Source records
◆ ◆ ◆ ◆ ◆

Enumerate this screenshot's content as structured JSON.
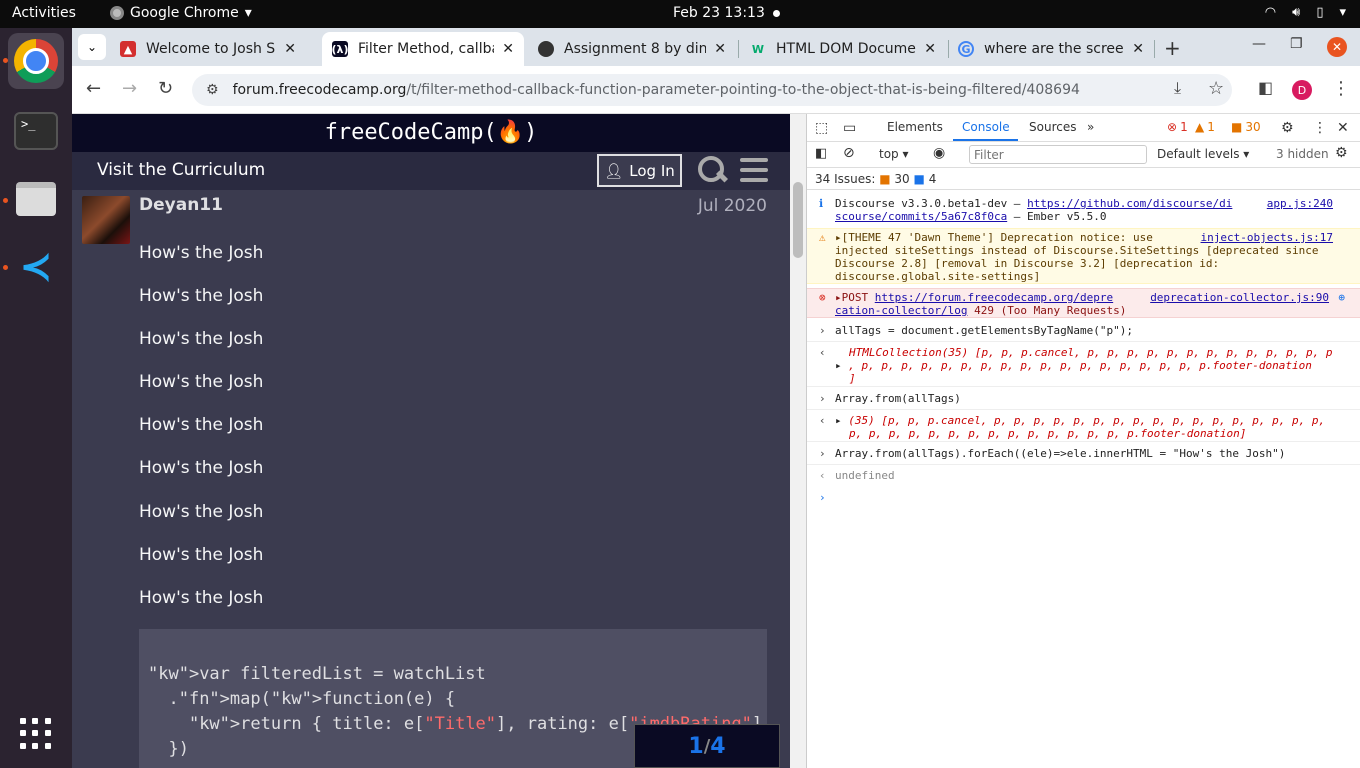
{
  "topbar": {
    "activities": "Activities",
    "app_name": "Google Chrome",
    "datetime": "Feb 23  13:13"
  },
  "tabs": [
    {
      "title": "Welcome to Josh So",
      "favicon_color": "#d32f2f"
    },
    {
      "title": "Filter Method, callba",
      "favicon_color": "#0a0a23"
    },
    {
      "title": "Assignment 8 by din",
      "favicon_color": "#222222"
    },
    {
      "title": "HTML DOM Docume",
      "favicon_color": "#04aa6d"
    },
    {
      "title": "where are the screen",
      "favicon_color": "#4285f4"
    }
  ],
  "omnibox": {
    "host": "forum.freecodecamp.org",
    "path": "/t/filter-method-callback-function-parameter-pointing-to-the-object-that-is-being-filtered/408694"
  },
  "profile_initial": "D",
  "forum": {
    "logo": "freeCodeCamp(🔥)",
    "visit": "Visit the Curriculum",
    "login": "Log In",
    "user": "Deyan11",
    "date": "Jul 2020",
    "paragraphs": [
      "How's the Josh",
      "How's the Josh",
      "How's the Josh",
      "How's the Josh",
      "How's the Josh",
      "How's the Josh",
      "How's the Josh",
      "How's the Josh",
      "How's the Josh"
    ],
    "code_lines": [
      "var filteredList = watchList",
      "  .map(function(e) {",
      "    return { title: e[\"Title\"], rating: e[\"imdbRating\"] }",
      "  })"
    ],
    "pager_current": "1",
    "pager_total": "4"
  },
  "devtools": {
    "tabs": [
      "Elements",
      "Console",
      "Sources"
    ],
    "errors": "1",
    "warnings": "1",
    "issues_badge": "30",
    "context": "top",
    "filter_placeholder": "Filter",
    "levels": "Default levels",
    "hidden": "3 hidden",
    "issues_label": "34 Issues:",
    "issues_warn": "30",
    "issues_info": "4",
    "messages": {
      "info_text_a": "Discourse v3.3.0.beta1-dev — ",
      "info_link": "https://github.com/discourse/di",
      "info_link2": "scourse/commits/5a67c8f0ca",
      "info_text_b": " — Ember v5.5.0",
      "info_src": "app.js:240",
      "warn_text_1": "[THEME 47 'Dawn Theme'] Deprecation notice: use",
      "warn_text_2": "injected siteSettings instead of Discourse.SiteSettings [deprecated since",
      "warn_text_3": "Discourse 2.8] [removal in Discourse 3.2] [deprecation id:",
      "warn_text_4": "discourse.global.site-settings]",
      "warn_src": "inject-objects.js:17",
      "err_method": "POST ",
      "err_link": "https://forum.freecodecamp.org/depre",
      "err_link2": "cation-collector/log",
      "err_status": " 429 (Too Many Requests)",
      "err_src": "deprecation-collector.js:90",
      "cmd1": "allTags = document.getElementsByTagName(\"p\");",
      "out1_line1": "HTMLCollection(35) [p, p, p.cancel, p, p, p, p, p, p, p, p, p, p, p, p, p",
      "out1_line2": ", p, p, p, p, p, p, p, p, p, p, p, p, p, p, p, p, p, p.footer-donation",
      "out1_line3": "]",
      "cmd2": "Array.from(allTags)",
      "out2_line1": "(35) [p, p, p.cancel, p, p, p, p, p, p, p, p, p, p, p, p, p, p, p, p, p,",
      "out2_line2": "p, p, p, p, p, p, p, p, p, p, p, p, p, p, p.footer-donation]",
      "cmd3": "Array.from(allTags).forEach((ele)=>ele.innerHTML = \"How's the Josh\")",
      "out3": "undefined"
    }
  }
}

◆ ◆ ◆ ◆ ◆

- Task goal: Leaving all pictures aside, quote each record exactly.

- Response to the task:
Enumerate this screenshot's content as structured JSON.
{
  "topbar": {
    "activities": "Activities",
    "app_name": "Google Chrome",
    "datetime": "Feb 23  13:13"
  },
  "tabs": [
    {
      "title": "Welcome to Josh So",
      "favicon_color": "#d32f2f"
    },
    {
      "title": "Filter Method, callba",
      "favicon_color": "#0a0a23"
    },
    {
      "title": "Assignment 8 by din",
      "favicon_color": "#222222"
    },
    {
      "title": "HTML DOM Docume",
      "favicon_color": "#04aa6d"
    },
    {
      "title": "where are the screen",
      "favicon_color": "#4285f4"
    }
  ],
  "omnibox": {
    "host": "forum.freecodecamp.org",
    "path": "/t/filter-method-callback-function-parameter-pointing-to-the-object-that-is-being-filtered/408694"
  },
  "profile_initial": "D",
  "forum": {
    "logo": "freeCodeCamp(🔥)",
    "visit": "Visit the Curriculum",
    "login": "Log In",
    "user": "Deyan11",
    "date": "Jul 2020",
    "paragraphs": [
      "How's the Josh",
      "How's the Josh",
      "How's the Josh",
      "How's the Josh",
      "How's the Josh",
      "How's the Josh",
      "How's the Josh",
      "How's the Josh",
      "How's the Josh"
    ],
    "code_lines": [
      "var filteredList = watchList",
      "  .map(function(e) {",
      "    return { title: e[\"Title\"], rating: e[\"imdbRating\"] }",
      "  })"
    ],
    "pager_current": "1",
    "pager_total": "4"
  },
  "devtools": {
    "tabs": [
      "Elements",
      "Console",
      "Sources"
    ],
    "errors": "1",
    "warnings": "1",
    "issues_badge": "30",
    "context": "top",
    "filter_placeholder": "Filter",
    "levels": "Default levels",
    "hidden": "3 hidden",
    "issues_label": "34 Issues:",
    "issues_warn": "30",
    "issues_info": "4",
    "messages": {
      "info_text_a": "Discourse v3.3.0.beta1-dev — ",
      "info_link": "https://github.com/discourse/di",
      "info_link2": "scourse/commits/5a67c8f0ca",
      "info_text_b": " — Ember v5.5.0",
      "info_src": "app.js:240",
      "warn_text_1": "[THEME 47 'Dawn Theme'] Deprecation notice: use",
      "warn_text_2": "injected siteSettings instead of Discourse.SiteSettings [deprecated since",
      "warn_text_3": "Discourse 2.8] [removal in Discourse 3.2] [deprecation id:",
      "warn_text_4": "discourse.global.site-settings]",
      "warn_src": "inject-objects.js:17",
      "err_method": "POST ",
      "err_link": "https://forum.freecodecamp.org/depre",
      "err_link2": "cation-collector/log",
      "err_status": " 429 (Too Many Requests)",
      "err_src": "deprecation-collector.js:90",
      "cmd1": "allTags = document.getElementsByTagName(\"p\");",
      "out1_line1": "HTMLCollection(35) [p, p, p.cancel, p, p, p, p, p, p, p, p, p, p, p, p, p",
      "out1_line2": ", p, p, p, p, p, p, p, p, p, p, p, p, p, p, p, p, p, p.footer-donation",
      "out1_line3": "]",
      "cmd2": "Array.from(allTags)",
      "out2_line1": "(35) [p, p, p.cancel, p, p, p, p, p, p, p, p, p, p, p, p, p, p, p, p, p,",
      "out2_line2": "p, p, p, p, p, p, p, p, p, p, p, p, p, p, p.footer-donation]",
      "cmd3": "Array.from(allTags).forEach((ele)=>ele.innerHTML = \"How's the Josh\")",
      "out3": "undefined"
    }
  }
}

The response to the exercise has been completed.